Required work –
Scan the records for the word "eine". Copy each line that includes it.

Data for processing –

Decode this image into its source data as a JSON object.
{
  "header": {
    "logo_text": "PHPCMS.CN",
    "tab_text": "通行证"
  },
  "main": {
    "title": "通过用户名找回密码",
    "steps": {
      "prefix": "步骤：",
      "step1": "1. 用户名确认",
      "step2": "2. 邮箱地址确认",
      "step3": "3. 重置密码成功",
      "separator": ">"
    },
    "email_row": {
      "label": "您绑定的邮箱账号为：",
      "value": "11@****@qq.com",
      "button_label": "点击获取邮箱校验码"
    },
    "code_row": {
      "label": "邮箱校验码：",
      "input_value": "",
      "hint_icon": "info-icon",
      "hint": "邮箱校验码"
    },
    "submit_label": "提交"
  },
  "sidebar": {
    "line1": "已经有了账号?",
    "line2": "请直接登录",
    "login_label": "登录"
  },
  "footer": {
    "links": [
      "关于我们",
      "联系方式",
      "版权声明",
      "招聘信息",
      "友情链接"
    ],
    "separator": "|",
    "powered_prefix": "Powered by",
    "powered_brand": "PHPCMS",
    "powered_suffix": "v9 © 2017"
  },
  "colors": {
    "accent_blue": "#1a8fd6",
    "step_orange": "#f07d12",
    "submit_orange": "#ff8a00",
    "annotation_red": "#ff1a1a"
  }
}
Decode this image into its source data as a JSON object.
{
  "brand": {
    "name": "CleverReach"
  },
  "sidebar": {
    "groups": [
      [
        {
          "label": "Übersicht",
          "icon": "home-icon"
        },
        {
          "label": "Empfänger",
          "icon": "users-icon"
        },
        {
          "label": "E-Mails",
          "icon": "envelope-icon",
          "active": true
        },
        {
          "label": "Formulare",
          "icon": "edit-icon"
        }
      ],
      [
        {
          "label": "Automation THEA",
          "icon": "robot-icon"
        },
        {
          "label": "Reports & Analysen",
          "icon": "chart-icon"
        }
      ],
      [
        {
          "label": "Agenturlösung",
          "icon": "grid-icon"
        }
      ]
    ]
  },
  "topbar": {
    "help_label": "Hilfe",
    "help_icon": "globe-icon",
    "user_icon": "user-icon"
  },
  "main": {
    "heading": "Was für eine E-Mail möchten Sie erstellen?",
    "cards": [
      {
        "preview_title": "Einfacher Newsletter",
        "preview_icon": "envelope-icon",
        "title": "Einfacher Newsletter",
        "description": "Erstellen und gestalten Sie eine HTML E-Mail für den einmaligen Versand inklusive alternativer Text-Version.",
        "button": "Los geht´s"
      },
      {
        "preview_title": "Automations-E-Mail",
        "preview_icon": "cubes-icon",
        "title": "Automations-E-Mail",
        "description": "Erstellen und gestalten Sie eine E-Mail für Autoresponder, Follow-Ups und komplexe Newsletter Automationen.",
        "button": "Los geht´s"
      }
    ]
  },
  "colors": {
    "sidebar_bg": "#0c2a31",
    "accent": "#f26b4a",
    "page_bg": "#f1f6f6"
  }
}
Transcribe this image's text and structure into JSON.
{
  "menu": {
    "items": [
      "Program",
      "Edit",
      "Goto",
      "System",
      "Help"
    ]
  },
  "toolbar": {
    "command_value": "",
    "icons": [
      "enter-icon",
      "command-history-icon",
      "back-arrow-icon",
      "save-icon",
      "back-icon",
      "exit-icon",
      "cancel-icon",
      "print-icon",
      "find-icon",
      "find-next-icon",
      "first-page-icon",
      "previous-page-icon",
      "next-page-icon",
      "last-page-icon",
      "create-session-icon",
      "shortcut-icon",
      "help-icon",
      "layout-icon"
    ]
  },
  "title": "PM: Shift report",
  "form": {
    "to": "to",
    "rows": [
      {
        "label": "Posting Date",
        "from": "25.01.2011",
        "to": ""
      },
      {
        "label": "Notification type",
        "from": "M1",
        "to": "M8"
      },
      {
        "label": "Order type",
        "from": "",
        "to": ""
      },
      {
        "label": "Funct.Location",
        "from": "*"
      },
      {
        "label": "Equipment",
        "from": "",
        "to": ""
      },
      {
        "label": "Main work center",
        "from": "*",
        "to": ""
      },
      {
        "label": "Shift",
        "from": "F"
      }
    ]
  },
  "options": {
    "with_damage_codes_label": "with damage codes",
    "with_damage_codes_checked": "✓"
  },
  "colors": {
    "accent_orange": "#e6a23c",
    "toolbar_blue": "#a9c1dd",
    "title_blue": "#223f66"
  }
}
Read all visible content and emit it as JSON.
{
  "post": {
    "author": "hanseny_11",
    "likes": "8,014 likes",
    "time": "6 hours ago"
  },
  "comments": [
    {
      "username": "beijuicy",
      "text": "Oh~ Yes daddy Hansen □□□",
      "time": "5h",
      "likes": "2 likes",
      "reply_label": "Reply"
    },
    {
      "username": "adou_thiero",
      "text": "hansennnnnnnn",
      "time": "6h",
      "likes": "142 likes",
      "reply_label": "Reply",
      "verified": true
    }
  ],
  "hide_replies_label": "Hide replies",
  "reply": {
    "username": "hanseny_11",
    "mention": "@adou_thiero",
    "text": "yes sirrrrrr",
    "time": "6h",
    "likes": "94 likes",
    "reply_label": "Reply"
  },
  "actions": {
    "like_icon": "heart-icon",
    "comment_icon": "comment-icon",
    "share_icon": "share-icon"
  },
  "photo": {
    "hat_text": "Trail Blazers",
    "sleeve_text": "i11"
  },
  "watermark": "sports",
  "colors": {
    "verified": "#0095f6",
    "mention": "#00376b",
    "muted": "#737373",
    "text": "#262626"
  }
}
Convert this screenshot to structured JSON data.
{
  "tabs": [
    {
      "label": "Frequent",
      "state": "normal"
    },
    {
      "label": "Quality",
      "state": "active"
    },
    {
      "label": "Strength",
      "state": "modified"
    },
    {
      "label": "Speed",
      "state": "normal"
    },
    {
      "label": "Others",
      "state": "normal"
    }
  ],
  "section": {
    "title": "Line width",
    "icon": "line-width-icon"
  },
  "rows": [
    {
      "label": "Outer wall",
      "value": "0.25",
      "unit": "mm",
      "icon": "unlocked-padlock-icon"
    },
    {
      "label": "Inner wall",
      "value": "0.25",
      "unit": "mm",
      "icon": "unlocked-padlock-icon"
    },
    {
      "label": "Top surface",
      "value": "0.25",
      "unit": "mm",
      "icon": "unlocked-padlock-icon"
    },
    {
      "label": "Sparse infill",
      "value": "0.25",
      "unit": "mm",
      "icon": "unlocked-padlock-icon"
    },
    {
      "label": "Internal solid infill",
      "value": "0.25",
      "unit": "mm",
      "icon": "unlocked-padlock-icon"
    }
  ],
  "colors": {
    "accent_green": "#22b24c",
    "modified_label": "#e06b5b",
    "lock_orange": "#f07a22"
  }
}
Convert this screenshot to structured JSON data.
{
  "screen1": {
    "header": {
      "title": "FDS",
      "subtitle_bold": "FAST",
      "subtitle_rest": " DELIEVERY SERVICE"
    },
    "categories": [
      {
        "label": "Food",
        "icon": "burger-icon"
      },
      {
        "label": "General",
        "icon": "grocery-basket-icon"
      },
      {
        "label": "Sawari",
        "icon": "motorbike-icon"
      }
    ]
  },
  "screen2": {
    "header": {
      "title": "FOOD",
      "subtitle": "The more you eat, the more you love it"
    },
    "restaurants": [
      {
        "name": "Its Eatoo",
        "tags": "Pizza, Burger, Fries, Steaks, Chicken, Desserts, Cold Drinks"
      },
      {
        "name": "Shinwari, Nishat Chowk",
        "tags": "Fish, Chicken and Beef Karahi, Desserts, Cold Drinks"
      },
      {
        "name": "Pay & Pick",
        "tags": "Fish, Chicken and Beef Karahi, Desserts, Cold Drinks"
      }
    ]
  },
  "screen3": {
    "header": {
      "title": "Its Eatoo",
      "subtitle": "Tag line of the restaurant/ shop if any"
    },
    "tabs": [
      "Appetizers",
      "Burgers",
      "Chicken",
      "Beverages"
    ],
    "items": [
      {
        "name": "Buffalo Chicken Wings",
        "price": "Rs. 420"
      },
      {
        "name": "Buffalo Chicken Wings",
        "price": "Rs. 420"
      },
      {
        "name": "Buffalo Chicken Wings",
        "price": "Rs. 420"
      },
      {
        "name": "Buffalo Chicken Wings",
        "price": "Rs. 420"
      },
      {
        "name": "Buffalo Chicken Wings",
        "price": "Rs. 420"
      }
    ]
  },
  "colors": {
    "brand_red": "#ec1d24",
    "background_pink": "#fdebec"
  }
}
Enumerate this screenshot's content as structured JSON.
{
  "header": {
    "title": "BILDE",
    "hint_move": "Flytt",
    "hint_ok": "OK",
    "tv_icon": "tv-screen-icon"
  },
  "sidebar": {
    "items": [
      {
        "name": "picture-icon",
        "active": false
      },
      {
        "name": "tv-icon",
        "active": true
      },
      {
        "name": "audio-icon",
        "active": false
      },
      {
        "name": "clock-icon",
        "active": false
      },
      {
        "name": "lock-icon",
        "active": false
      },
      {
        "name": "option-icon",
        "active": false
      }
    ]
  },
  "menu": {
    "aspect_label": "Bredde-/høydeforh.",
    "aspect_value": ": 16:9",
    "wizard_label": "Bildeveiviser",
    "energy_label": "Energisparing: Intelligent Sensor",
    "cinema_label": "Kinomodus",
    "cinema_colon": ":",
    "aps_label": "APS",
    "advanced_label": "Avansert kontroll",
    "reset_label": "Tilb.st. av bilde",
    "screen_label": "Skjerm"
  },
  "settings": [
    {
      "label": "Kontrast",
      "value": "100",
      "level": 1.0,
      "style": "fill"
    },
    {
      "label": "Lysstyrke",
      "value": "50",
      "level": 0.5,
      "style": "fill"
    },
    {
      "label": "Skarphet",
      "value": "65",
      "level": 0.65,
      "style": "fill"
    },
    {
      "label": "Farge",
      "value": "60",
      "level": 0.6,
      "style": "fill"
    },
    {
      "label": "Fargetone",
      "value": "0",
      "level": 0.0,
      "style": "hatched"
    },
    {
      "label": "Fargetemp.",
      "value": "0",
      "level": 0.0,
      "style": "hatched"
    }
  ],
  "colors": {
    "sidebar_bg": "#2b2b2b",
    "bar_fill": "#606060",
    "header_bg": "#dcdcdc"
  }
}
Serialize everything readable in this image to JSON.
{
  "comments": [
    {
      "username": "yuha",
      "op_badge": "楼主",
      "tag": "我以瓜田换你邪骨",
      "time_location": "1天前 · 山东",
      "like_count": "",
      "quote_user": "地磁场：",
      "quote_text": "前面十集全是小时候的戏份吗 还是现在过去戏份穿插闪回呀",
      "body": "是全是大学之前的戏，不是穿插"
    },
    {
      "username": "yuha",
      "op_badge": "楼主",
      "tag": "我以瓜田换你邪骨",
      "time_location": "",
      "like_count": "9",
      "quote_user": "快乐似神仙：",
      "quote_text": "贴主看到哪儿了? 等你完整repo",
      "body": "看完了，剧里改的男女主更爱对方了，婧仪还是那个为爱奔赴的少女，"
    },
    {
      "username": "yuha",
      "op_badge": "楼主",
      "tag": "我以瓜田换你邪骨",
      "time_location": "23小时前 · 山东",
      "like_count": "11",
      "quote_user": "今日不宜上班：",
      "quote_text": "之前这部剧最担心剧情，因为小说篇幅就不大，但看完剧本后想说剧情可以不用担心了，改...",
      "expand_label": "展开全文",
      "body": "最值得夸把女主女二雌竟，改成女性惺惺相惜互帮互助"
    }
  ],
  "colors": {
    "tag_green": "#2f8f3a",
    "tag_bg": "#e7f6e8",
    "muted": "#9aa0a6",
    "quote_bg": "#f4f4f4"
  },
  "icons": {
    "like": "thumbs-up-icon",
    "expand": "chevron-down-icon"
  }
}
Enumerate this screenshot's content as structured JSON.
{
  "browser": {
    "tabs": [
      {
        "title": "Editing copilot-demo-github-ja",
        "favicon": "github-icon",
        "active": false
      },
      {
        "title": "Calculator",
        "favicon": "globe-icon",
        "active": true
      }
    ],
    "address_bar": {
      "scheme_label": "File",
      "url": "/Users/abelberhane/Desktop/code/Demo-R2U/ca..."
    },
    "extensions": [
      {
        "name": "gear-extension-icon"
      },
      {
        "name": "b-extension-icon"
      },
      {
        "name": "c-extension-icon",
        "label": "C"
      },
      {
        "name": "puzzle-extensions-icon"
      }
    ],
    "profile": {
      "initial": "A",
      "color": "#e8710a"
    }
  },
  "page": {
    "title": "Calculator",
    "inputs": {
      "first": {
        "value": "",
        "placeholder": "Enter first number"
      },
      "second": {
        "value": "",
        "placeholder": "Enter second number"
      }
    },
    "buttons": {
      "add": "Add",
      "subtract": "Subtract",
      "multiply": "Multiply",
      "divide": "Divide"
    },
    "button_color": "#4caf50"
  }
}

Reply to the task –
    "heading": "Was für eine E-Mail möchten Sie erstellen?",
        "description": "Erstellen und gestalten Sie eine HTML E-Mail für den einmaligen Versand inklusive alternativer Text-Version.",
        "description": "Erstellen und gestalten Sie eine E-Mail für Autoresponder, Follow-Ups und komplexe Newsletter Automationen.",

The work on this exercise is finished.